↓
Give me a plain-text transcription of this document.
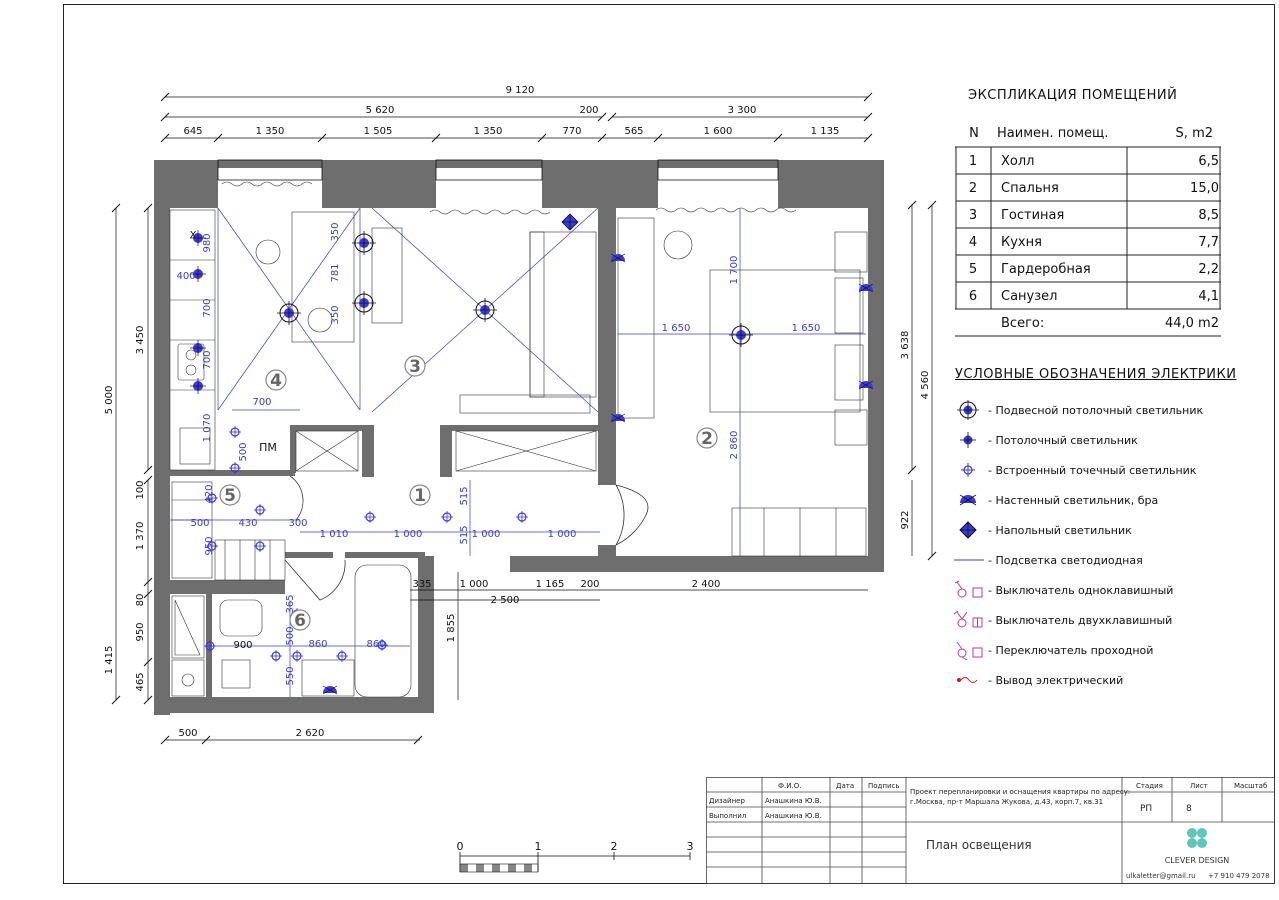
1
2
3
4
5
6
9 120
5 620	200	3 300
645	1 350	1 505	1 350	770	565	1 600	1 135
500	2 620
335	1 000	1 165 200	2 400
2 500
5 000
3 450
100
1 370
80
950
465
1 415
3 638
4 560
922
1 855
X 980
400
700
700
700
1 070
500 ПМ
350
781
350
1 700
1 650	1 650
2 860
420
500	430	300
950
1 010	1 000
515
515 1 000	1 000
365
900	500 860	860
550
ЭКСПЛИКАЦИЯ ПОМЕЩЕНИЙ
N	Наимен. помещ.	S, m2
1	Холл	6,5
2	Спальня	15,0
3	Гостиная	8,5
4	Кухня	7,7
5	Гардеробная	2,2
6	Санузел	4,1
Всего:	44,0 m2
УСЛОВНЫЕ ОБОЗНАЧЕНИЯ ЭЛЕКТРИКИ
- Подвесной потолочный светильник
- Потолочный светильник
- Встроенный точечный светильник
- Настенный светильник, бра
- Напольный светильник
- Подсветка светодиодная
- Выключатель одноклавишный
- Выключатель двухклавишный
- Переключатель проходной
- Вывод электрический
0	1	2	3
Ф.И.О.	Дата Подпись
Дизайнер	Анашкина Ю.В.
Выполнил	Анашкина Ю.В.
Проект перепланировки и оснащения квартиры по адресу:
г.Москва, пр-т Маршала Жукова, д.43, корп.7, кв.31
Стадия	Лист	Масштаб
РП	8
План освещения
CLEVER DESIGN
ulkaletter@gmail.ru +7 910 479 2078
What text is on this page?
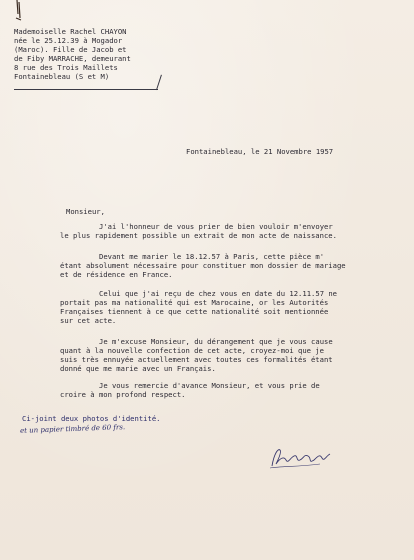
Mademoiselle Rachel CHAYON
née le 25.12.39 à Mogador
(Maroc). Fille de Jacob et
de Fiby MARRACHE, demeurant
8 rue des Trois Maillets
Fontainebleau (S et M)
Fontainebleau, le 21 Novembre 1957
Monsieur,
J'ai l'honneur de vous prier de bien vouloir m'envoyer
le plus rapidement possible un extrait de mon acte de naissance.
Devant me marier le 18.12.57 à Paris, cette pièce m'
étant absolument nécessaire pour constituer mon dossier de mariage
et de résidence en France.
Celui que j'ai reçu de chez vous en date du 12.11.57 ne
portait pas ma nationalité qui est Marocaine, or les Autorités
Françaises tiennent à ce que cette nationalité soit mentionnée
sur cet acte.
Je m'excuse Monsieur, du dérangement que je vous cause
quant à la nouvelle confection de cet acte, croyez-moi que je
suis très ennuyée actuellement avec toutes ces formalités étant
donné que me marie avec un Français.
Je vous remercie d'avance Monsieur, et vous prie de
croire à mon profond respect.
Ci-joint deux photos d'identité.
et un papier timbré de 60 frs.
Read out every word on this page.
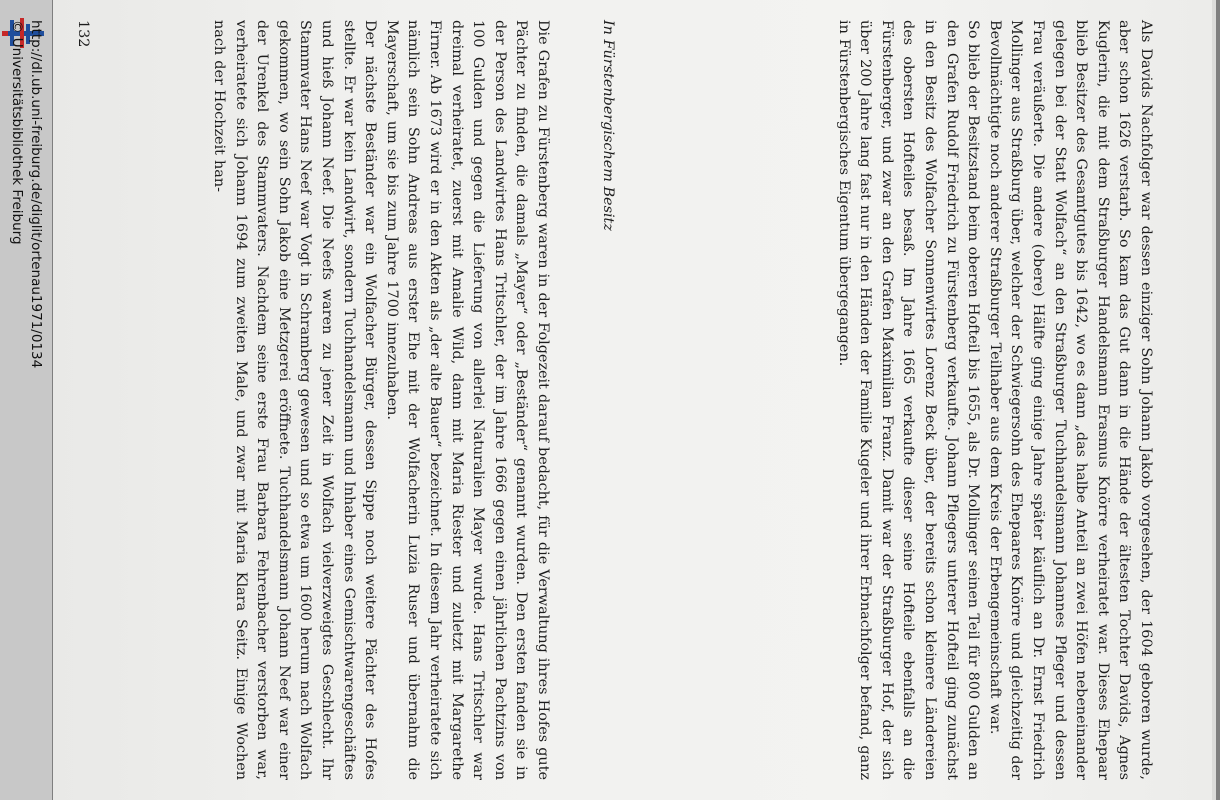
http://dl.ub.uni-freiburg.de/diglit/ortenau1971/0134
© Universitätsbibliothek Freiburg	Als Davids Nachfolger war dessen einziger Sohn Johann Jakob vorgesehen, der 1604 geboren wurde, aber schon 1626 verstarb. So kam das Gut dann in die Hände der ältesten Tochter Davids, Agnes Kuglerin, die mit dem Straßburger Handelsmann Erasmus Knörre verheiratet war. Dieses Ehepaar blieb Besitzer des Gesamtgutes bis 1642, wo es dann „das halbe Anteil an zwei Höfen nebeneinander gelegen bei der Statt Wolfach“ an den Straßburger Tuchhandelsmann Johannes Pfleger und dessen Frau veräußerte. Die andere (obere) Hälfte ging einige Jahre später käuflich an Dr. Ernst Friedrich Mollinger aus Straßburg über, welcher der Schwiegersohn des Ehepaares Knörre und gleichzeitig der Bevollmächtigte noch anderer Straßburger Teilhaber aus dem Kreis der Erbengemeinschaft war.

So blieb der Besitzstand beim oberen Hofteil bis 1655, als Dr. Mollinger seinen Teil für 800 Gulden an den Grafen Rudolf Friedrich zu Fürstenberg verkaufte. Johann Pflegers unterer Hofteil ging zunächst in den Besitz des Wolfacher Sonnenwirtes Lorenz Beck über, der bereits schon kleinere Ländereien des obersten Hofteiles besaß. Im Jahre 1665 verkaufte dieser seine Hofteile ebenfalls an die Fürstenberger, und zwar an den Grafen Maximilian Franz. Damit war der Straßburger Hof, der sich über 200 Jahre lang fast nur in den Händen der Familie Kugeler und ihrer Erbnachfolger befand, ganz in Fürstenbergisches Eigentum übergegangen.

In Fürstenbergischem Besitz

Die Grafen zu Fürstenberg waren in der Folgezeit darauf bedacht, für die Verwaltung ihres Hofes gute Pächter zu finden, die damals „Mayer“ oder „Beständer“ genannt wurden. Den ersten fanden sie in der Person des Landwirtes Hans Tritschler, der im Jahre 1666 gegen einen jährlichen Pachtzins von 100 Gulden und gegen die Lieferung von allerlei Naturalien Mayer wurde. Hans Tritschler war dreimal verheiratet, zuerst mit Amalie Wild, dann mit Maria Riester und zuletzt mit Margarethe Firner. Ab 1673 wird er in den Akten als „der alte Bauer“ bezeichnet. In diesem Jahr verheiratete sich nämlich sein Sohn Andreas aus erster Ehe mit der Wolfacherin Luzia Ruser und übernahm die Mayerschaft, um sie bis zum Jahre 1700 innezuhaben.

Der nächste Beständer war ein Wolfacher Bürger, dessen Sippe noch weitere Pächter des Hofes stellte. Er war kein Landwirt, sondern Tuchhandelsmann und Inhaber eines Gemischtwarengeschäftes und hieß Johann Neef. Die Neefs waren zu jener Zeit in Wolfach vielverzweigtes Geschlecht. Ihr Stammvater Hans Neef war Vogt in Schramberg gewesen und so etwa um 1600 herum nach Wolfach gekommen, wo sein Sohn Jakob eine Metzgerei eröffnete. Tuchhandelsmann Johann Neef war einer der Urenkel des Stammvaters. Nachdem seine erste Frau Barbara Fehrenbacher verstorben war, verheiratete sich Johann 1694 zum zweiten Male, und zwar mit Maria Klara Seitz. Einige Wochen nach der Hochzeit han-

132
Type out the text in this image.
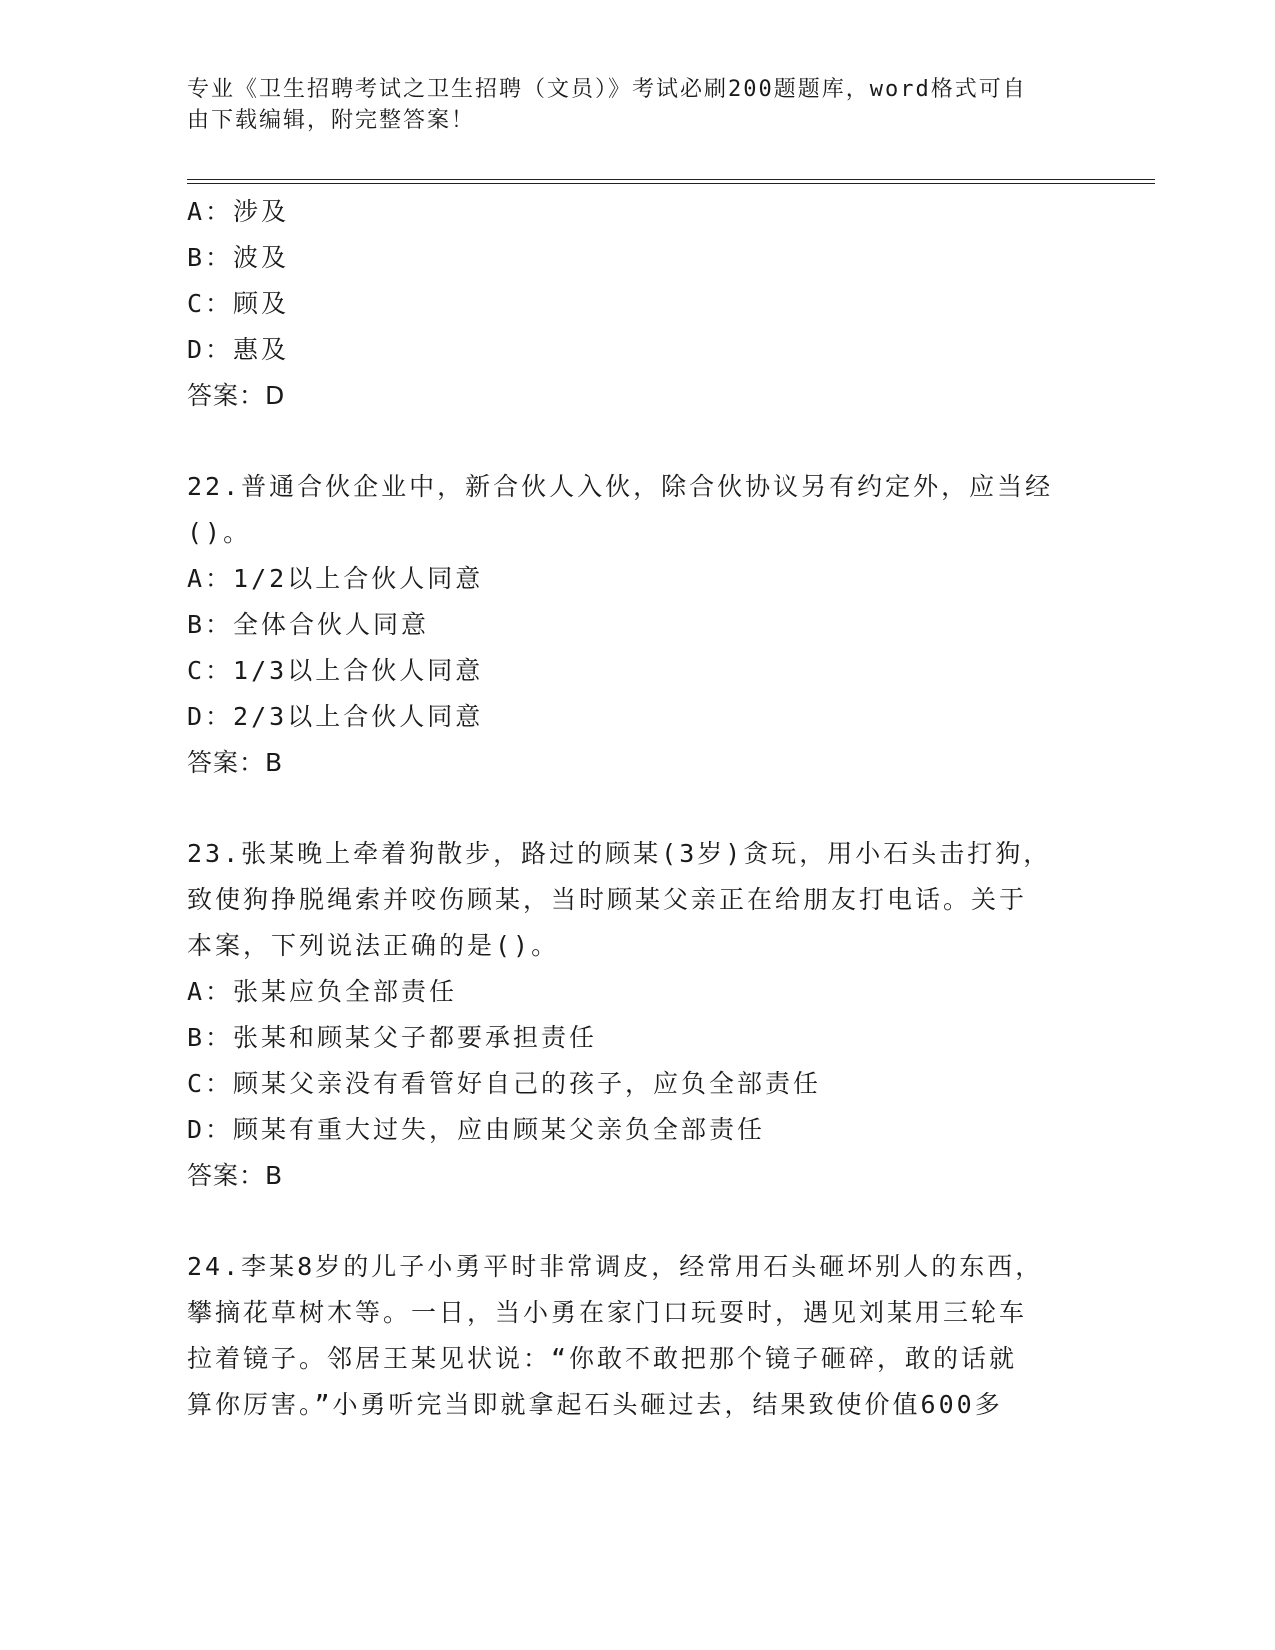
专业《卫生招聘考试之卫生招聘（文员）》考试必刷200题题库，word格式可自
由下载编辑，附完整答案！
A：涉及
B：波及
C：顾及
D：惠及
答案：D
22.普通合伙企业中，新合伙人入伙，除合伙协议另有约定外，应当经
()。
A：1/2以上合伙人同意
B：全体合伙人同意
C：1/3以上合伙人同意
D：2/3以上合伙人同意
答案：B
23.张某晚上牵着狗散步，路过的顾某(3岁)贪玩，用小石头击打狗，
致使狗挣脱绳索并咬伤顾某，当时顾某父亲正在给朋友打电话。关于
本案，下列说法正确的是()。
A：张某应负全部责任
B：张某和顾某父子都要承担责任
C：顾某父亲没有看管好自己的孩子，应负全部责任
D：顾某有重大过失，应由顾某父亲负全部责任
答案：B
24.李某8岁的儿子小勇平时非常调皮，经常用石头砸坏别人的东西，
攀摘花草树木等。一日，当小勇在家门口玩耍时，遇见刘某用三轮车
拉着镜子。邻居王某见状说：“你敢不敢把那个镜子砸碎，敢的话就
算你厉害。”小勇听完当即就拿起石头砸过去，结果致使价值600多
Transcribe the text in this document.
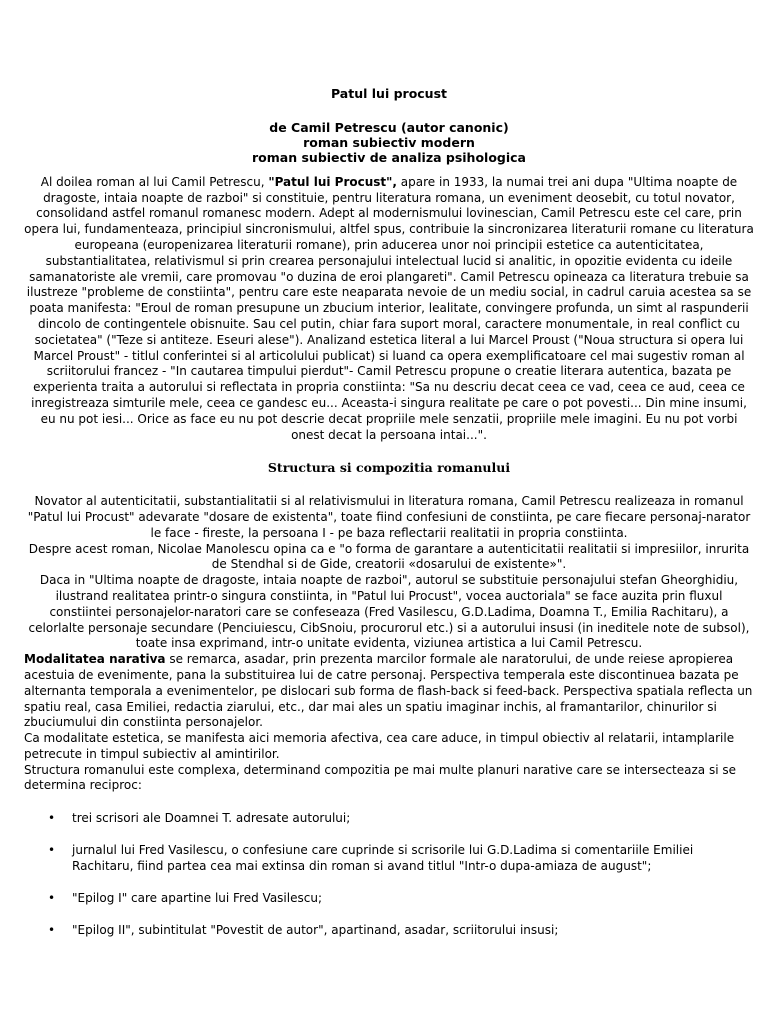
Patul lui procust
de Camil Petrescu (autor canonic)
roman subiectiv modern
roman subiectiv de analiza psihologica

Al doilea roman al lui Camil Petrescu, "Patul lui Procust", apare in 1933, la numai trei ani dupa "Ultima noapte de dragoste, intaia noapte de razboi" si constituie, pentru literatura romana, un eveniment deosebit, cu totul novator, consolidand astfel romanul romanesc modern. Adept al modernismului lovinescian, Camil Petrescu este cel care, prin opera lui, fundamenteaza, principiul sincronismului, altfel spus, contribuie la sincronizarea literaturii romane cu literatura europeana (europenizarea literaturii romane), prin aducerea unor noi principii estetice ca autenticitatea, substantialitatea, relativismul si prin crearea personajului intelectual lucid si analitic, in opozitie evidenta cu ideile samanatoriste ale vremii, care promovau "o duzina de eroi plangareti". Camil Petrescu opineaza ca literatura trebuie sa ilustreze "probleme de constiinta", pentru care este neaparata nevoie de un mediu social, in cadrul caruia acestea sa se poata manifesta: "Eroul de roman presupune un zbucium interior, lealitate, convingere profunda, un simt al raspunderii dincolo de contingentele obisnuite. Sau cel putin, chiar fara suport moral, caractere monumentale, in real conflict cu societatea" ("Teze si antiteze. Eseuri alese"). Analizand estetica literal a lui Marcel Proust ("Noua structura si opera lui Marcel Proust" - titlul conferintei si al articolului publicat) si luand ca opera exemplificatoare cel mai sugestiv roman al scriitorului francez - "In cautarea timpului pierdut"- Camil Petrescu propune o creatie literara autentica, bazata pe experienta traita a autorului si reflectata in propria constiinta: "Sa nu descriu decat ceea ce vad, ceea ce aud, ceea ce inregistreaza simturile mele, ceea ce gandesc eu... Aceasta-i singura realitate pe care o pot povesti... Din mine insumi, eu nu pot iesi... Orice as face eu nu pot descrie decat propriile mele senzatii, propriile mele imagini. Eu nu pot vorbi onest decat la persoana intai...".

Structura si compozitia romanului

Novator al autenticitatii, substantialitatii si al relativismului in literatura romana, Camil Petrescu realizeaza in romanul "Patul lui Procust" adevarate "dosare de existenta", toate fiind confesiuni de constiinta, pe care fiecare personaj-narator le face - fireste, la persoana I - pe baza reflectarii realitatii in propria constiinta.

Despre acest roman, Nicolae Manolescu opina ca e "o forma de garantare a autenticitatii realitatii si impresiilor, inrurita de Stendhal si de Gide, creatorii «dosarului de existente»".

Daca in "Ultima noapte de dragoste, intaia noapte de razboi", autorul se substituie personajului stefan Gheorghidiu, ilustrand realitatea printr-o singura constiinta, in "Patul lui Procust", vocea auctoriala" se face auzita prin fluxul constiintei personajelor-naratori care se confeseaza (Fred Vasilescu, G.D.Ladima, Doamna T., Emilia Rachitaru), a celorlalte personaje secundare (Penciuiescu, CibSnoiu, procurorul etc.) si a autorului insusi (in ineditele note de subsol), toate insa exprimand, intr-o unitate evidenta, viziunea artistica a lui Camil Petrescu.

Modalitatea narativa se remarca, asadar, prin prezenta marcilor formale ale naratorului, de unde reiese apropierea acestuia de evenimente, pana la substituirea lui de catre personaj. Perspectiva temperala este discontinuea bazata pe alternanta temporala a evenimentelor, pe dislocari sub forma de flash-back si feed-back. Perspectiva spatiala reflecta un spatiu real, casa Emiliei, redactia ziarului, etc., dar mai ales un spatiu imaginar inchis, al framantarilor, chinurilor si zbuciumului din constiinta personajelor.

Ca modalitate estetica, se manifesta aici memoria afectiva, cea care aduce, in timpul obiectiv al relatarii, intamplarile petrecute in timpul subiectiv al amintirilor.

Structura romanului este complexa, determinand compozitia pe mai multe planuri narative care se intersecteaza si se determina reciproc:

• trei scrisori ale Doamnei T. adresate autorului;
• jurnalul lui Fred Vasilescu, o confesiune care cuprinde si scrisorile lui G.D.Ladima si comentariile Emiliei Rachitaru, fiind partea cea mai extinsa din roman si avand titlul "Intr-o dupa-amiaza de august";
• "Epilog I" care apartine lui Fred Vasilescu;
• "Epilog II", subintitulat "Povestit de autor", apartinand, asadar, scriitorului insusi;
↑
## [Aim of the task]
Filter the records above and return every line that holds the word "romanului".

## [Finished answer]
Structura si compozitia romanului
Structura romanului este complexa, determinand compozitia pe mai multe planuri narative care se intersecteaza si se determina reciproc:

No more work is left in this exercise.